[Task statement] Go through the data below and copy it exactly, skipping every picture.

[Stored data entries]
::::::

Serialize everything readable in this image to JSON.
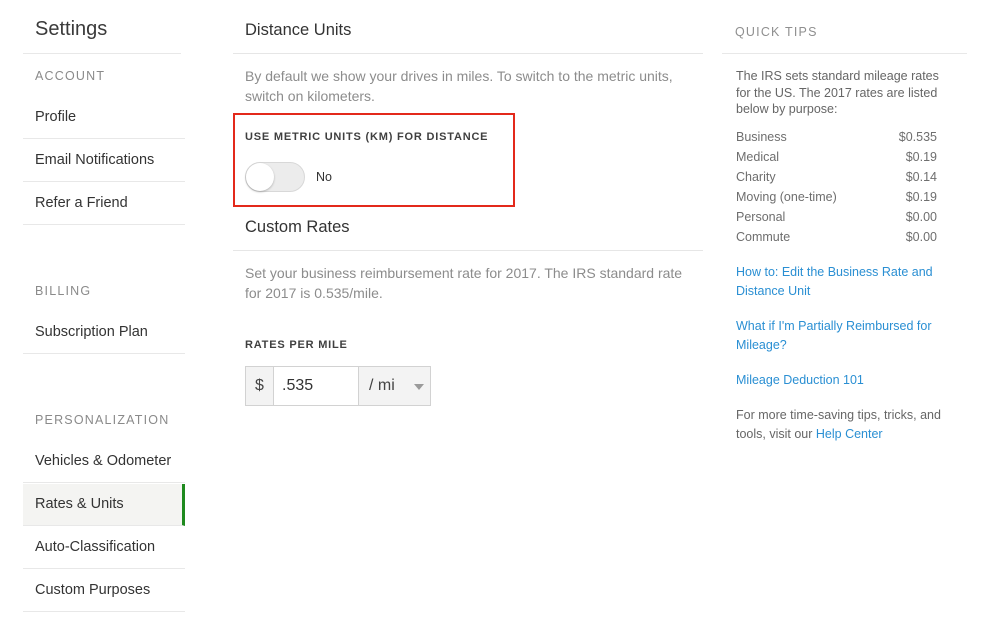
{
  "sidebar": {
    "title": "Settings",
    "sections": [
      {
        "label": "ACCOUNT",
        "items": [
          {
            "label": "Profile"
          },
          {
            "label": "Email Notifications"
          },
          {
            "label": "Refer a Friend"
          }
        ]
      },
      {
        "label": "BILLING",
        "items": [
          {
            "label": "Subscription Plan"
          }
        ]
      },
      {
        "label": "PERSONALIZATION",
        "items": [
          {
            "label": "Vehicles & Odometer"
          },
          {
            "label": "Rates & Units",
            "active": true
          },
          {
            "label": "Auto-Classification"
          },
          {
            "label": "Custom Purposes"
          }
        ]
      }
    ]
  },
  "main": {
    "distance_units": {
      "heading": "Distance Units",
      "description": "By default we show your drives in miles. To switch to the metric units, switch on kilometers.",
      "toggle_label": "USE METRIC UNITS (KM) FOR DISTANCE",
      "toggle_value": "No",
      "toggle_on": false
    },
    "custom_rates": {
      "heading": "Custom Rates",
      "description": "Set your business reimbursement rate for 2017. The IRS standard rate for 2017 is 0.535/mile.",
      "rates_label": "RATES PER MILE",
      "currency_symbol": "$",
      "rate_value": ".535",
      "unit_selected": "/ mi"
    }
  },
  "tips": {
    "title": "QUICK TIPS",
    "intro": "The IRS sets standard mileage rates for the US. The 2017 rates are listed below by purpose:",
    "rates": [
      {
        "purpose": "Business",
        "rate": "$0.535"
      },
      {
        "purpose": "Medical",
        "rate": "$0.19"
      },
      {
        "purpose": "Charity",
        "rate": "$0.14"
      },
      {
        "purpose": "Moving (one-time)",
        "rate": "$0.19"
      },
      {
        "purpose": "Personal",
        "rate": "$0.00"
      },
      {
        "purpose": "Commute",
        "rate": "$0.00"
      }
    ],
    "links": [
      {
        "label": "How to: Edit the Business Rate and Distance Unit"
      },
      {
        "label": "What if I'm Partially Reimbursed for Mileage?"
      },
      {
        "label": "Mileage Deduction 101"
      }
    ],
    "footer_text": "For more time-saving tips, tricks, and tools, visit our ",
    "footer_link": "Help Center"
  },
  "colors": {
    "accent_active": "#1e8a1e",
    "highlight_border": "#e3291b",
    "link": "#2a8fd3"
  }
}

::::::

[Exercise output]
Serialize everything readable in this image to JSON.
{
  "sidebar": {
    "title": "Settings",
    "sections": [
      {
        "label": "ACCOUNT",
        "items": [
          {
            "label": "Profile"
          },
          {
            "label": "Email Notifications"
          },
          {
            "label": "Refer a Friend"
          }
        ]
      },
      {
        "label": "BILLING",
        "items": [
          {
            "label": "Subscription Plan"
          }
        ]
      },
      {
        "label": "PERSONALIZATION",
        "items": [
          {
            "label": "Vehicles & Odometer"
          },
          {
            "label": "Rates & Units",
            "active": true
          },
          {
            "label": "Auto-Classification"
          },
          {
            "label": "Custom Purposes"
          }
        ]
      }
    ]
  },
  "main": {
    "distance_units": {
      "heading": "Distance Units",
      "description": "By default we show your drives in miles. To switch to the metric units, switch on kilometers.",
      "toggle_label": "USE METRIC UNITS (KM) FOR DISTANCE",
      "toggle_value": "No",
      "toggle_on": false
    },
    "custom_rates": {
      "heading": "Custom Rates",
      "description": "Set your business reimbursement rate for 2017. The IRS standard rate for 2017 is 0.535/mile.",
      "rates_label": "RATES PER MILE",
      "currency_symbol": "$",
      "rate_value": ".535",
      "unit_selected": "/ mi"
    }
  },
  "tips": {
    "title": "QUICK TIPS",
    "intro": "The IRS sets standard mileage rates for the US. The 2017 rates are listed below by purpose:",
    "rates": [
      {
        "purpose": "Business",
        "rate": "$0.535"
      },
      {
        "purpose": "Medical",
        "rate": "$0.19"
      },
      {
        "purpose": "Charity",
        "rate": "$0.14"
      },
      {
        "purpose": "Moving (one-time)",
        "rate": "$0.19"
      },
      {
        "purpose": "Personal",
        "rate": "$0.00"
      },
      {
        "purpose": "Commute",
        "rate": "$0.00"
      }
    ],
    "links": [
      {
        "label": "How to: Edit the Business Rate and Distance Unit"
      },
      {
        "label": "What if I'm Partially Reimbursed for Mileage?"
      },
      {
        "label": "Mileage Deduction 101"
      }
    ],
    "footer_text": "For more time-saving tips, tricks, and tools, visit our ",
    "footer_link": "Help Center"
  },
  "colors": {
    "accent_active": "#1e8a1e",
    "highlight_border": "#e3291b",
    "link": "#2a8fd3"
  }
}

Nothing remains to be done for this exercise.